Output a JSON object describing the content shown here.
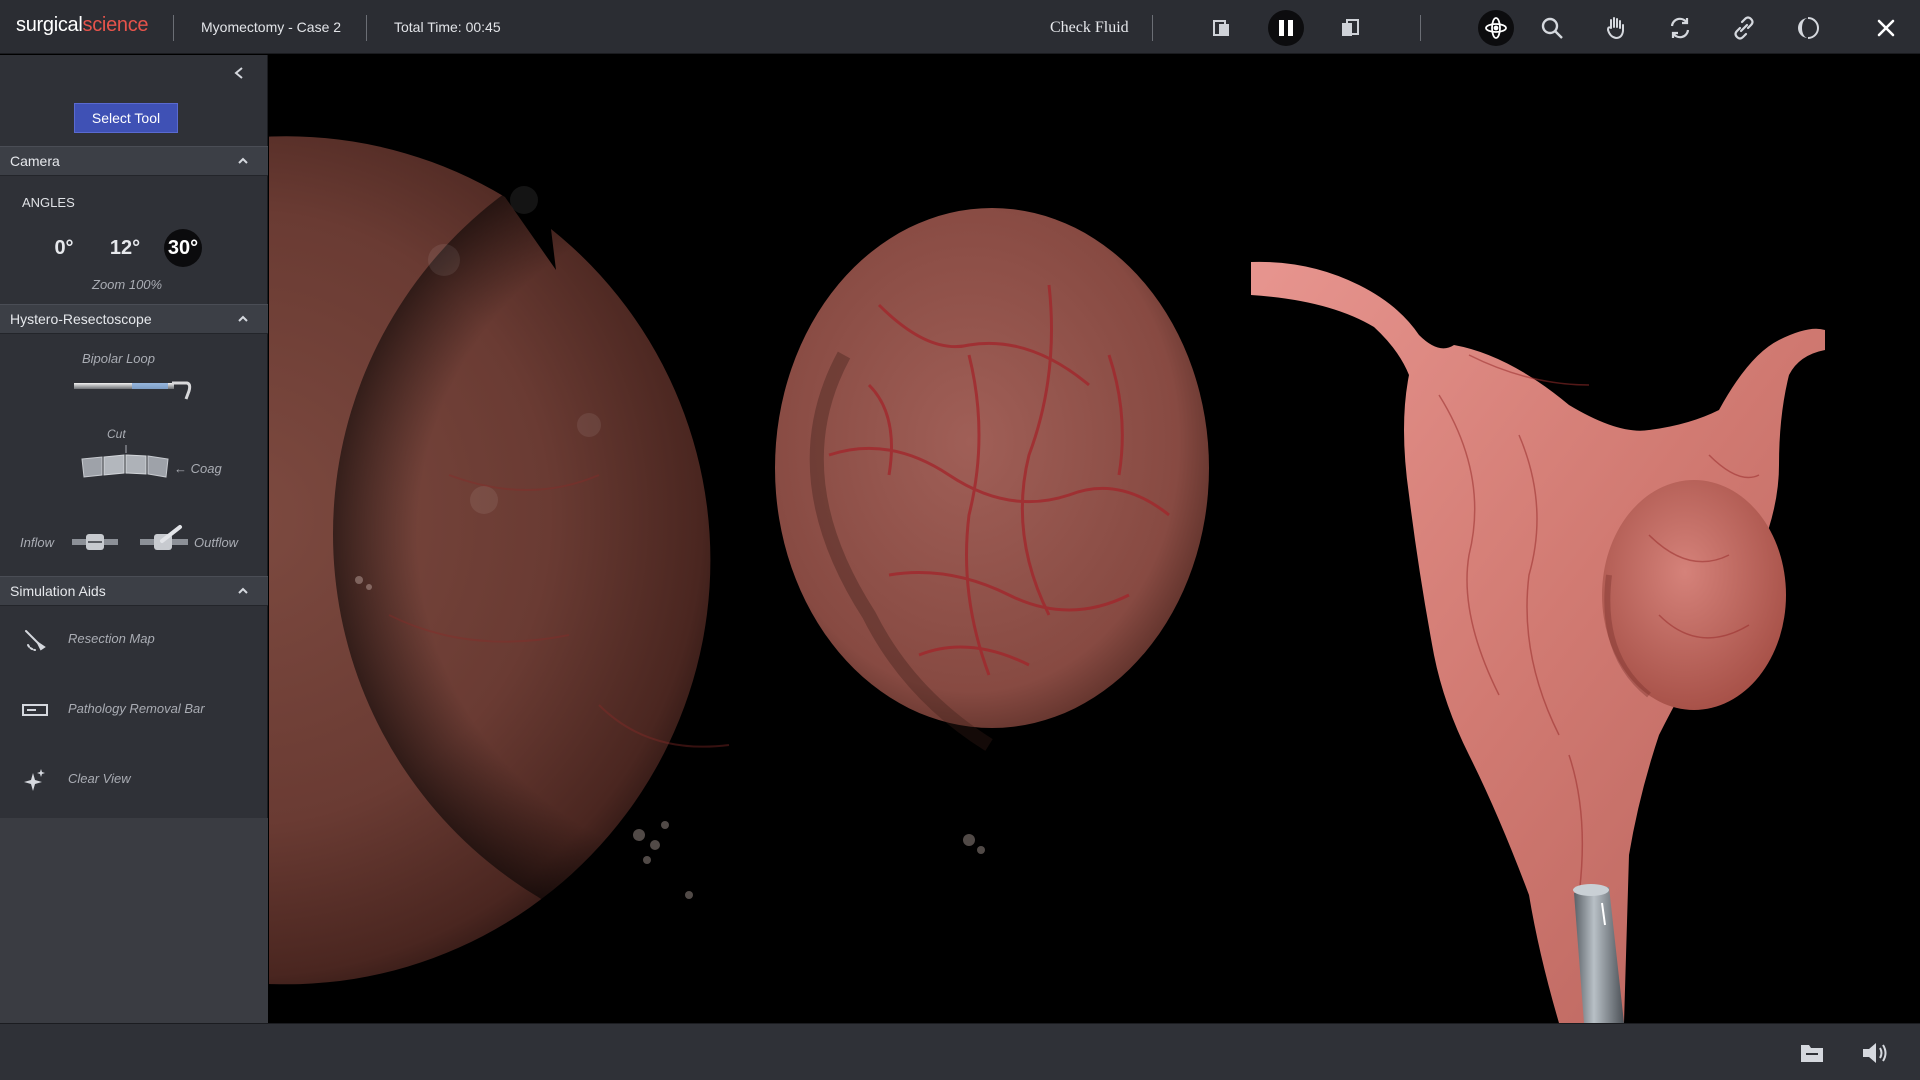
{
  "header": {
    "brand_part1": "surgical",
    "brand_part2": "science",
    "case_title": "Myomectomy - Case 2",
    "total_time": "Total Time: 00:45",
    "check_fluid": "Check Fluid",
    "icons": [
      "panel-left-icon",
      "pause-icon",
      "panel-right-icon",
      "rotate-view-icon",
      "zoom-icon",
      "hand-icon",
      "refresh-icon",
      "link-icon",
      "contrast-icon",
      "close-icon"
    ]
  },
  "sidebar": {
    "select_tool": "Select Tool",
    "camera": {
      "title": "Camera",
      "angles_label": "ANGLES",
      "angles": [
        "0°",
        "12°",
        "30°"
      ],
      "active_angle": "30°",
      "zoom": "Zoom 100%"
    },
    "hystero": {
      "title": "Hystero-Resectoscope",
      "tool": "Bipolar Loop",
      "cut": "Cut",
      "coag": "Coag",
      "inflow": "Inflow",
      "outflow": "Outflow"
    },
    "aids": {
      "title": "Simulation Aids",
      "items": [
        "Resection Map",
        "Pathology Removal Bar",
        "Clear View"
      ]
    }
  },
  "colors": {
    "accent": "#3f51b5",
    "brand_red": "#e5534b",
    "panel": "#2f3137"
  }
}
┄┄┄┄┄┄┄┄┄┄┄┄┄┄┄┄┄┄┄┄
_WHAT YOU ARE ASKED TO DO_:
Write the records out again in full, exactly, and skip every picture.

_ANSWER TO THIS EXERCISE_:
Output a JSON object describing the content shown here.
{
  "header": {
    "brand_part1": "surgical",
    "brand_part2": "science",
    "case_title": "Myomectomy - Case 2",
    "total_time": "Total Time: 00:45",
    "check_fluid": "Check Fluid",
    "icons": [
      "panel-left-icon",
      "pause-icon",
      "panel-right-icon",
      "rotate-view-icon",
      "zoom-icon",
      "hand-icon",
      "refresh-icon",
      "link-icon",
      "contrast-icon",
      "close-icon"
    ]
  },
  "sidebar": {
    "select_tool": "Select Tool",
    "camera": {
      "title": "Camera",
      "angles_label": "ANGLES",
      "angles": [
        "0°",
        "12°",
        "30°"
      ],
      "active_angle": "30°",
      "zoom": "Zoom 100%"
    },
    "hystero": {
      "title": "Hystero-Resectoscope",
      "tool": "Bipolar Loop",
      "cut": "Cut",
      "coag": "Coag",
      "inflow": "Inflow",
      "outflow": "Outflow"
    },
    "aids": {
      "title": "Simulation Aids",
      "items": [
        "Resection Map",
        "Pathology Removal Bar",
        "Clear View"
      ]
    }
  },
  "colors": {
    "accent": "#3f51b5",
    "brand_red": "#e5534b",
    "panel": "#2f3137"
  }
}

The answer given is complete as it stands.